* Task directions *
Find all the lines with "первого" and gather them.

____

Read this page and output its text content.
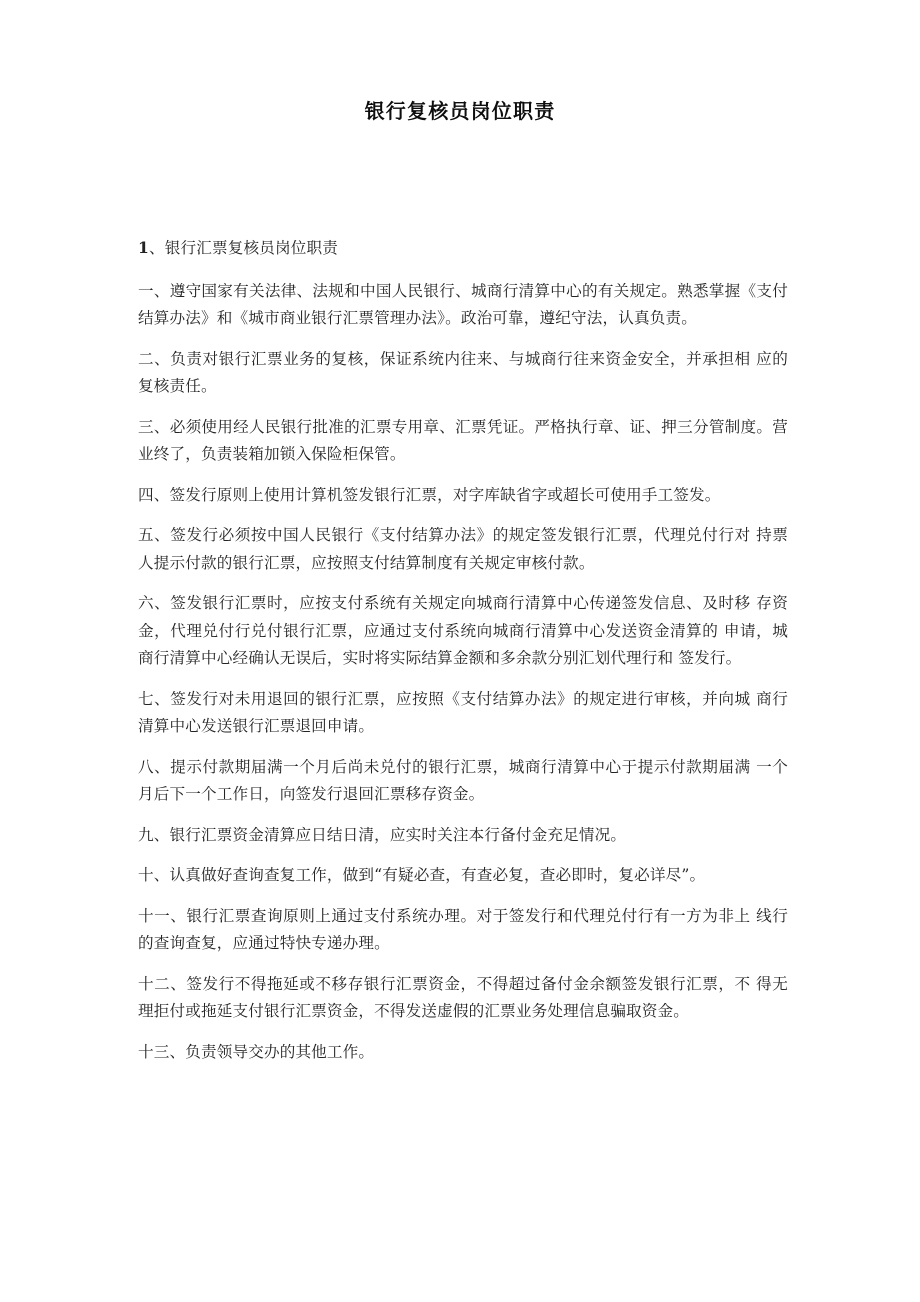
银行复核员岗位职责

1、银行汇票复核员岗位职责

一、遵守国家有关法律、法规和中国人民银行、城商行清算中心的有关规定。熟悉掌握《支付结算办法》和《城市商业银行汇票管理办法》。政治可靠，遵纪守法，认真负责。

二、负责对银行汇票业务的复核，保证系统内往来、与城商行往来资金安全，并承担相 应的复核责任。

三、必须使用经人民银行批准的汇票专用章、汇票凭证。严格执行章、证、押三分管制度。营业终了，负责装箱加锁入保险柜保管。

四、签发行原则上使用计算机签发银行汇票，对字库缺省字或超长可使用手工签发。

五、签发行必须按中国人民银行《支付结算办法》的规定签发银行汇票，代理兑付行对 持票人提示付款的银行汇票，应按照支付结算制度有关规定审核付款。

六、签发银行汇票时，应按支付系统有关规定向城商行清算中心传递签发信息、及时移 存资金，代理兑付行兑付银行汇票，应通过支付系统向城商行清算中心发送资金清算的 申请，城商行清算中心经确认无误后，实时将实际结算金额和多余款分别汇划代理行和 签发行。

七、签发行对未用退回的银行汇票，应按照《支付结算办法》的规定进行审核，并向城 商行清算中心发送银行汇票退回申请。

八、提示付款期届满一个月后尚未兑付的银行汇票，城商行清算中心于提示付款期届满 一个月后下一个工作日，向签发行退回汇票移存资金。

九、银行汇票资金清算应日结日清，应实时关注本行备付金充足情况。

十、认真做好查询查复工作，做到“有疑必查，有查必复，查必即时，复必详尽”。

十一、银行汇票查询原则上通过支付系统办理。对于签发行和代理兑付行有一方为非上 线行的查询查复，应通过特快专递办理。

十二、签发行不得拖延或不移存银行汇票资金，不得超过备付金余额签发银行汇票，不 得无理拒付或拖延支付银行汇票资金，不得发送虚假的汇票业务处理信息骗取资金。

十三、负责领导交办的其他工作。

____

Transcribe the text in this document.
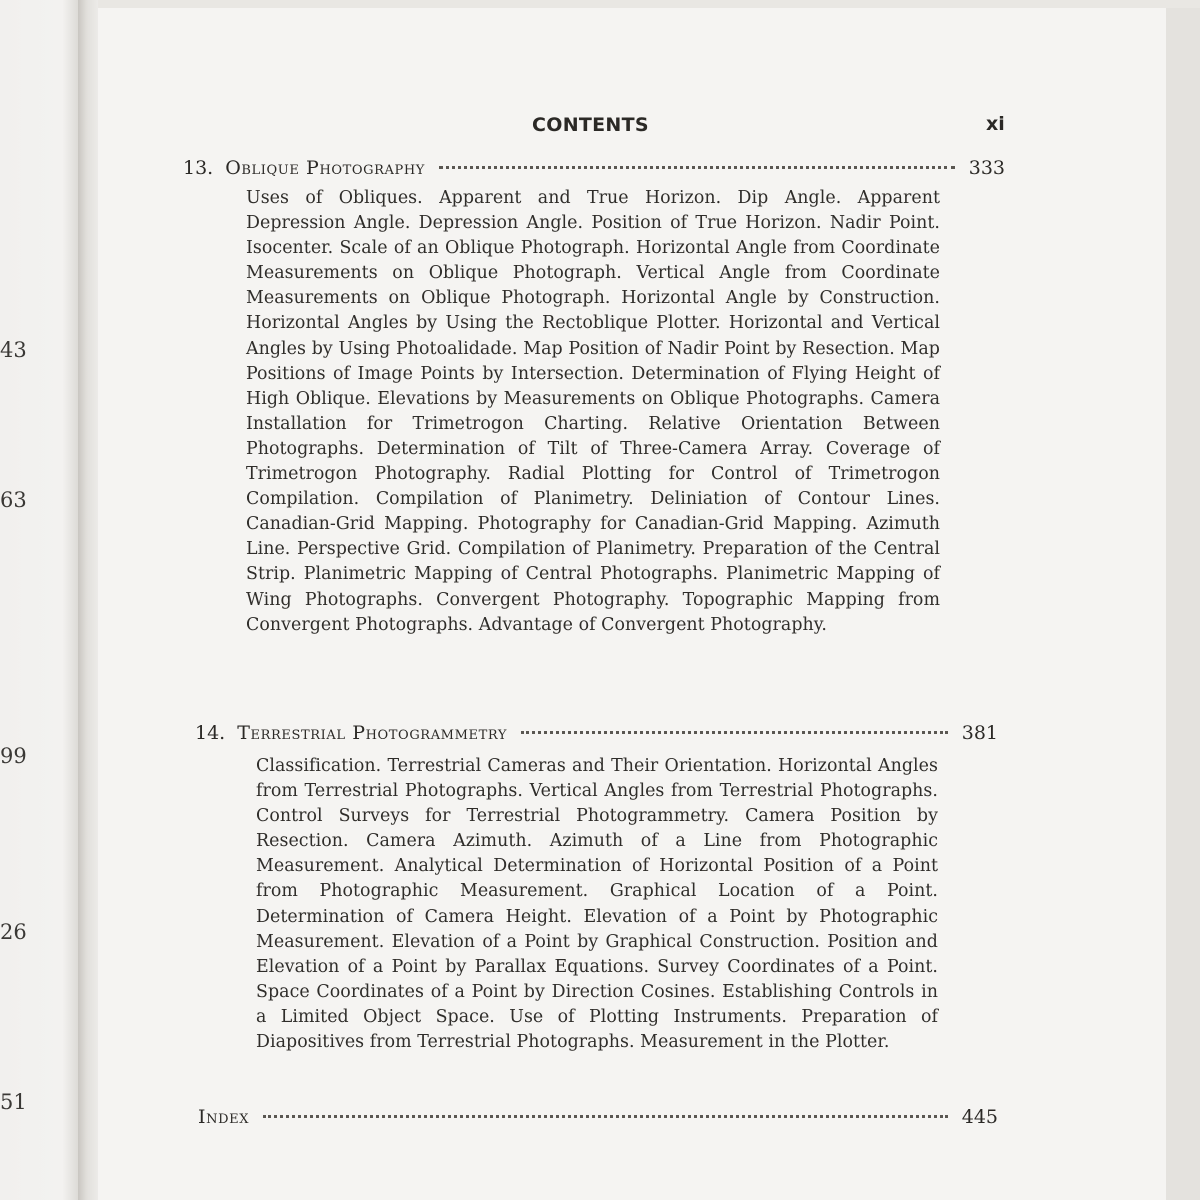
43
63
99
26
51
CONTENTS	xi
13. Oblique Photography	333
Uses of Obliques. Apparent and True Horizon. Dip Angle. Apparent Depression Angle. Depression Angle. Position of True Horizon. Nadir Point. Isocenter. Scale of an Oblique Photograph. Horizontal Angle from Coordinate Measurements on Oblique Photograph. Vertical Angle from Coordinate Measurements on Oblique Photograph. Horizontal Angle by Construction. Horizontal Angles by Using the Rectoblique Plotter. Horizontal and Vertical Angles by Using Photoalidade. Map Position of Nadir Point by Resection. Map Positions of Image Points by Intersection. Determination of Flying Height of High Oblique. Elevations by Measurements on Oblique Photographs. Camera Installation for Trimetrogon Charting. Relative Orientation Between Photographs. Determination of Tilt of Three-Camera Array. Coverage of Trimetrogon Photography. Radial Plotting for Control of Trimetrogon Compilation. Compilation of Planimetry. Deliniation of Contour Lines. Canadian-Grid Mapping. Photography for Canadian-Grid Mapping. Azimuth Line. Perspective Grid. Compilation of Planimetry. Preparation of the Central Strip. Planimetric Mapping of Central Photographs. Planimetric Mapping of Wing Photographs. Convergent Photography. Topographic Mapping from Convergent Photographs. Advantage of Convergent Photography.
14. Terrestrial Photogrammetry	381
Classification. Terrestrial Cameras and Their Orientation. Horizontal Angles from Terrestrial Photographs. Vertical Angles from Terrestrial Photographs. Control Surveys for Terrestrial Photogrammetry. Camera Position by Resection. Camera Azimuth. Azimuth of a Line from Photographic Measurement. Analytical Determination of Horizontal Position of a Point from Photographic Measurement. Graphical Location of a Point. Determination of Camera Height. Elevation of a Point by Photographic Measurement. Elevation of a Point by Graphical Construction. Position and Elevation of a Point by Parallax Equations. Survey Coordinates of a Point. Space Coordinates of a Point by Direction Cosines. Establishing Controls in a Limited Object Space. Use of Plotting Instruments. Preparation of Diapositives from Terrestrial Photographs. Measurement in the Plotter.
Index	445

____

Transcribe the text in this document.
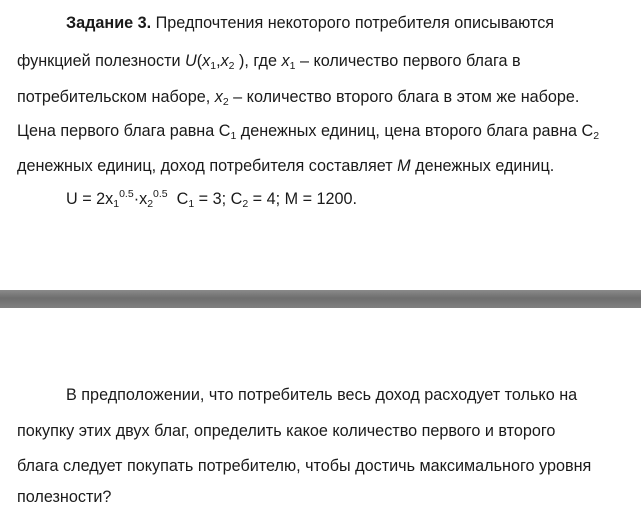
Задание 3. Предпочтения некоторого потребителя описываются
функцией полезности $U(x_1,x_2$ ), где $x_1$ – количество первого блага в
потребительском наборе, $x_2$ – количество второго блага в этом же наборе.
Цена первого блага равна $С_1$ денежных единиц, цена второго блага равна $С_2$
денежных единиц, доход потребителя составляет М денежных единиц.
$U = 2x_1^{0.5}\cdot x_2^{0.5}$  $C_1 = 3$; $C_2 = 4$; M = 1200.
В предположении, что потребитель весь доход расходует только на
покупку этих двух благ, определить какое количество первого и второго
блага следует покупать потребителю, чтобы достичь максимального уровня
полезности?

____

* Final result *
функцией полезности $U(x_1,x_2$ ), где $x_1$ – количество первого блага в
Цена первого блага равна $С_1$ денежных единиц, цена второго блага равна $С_2$
покупку этих двух благ, определить какое количество первого и второго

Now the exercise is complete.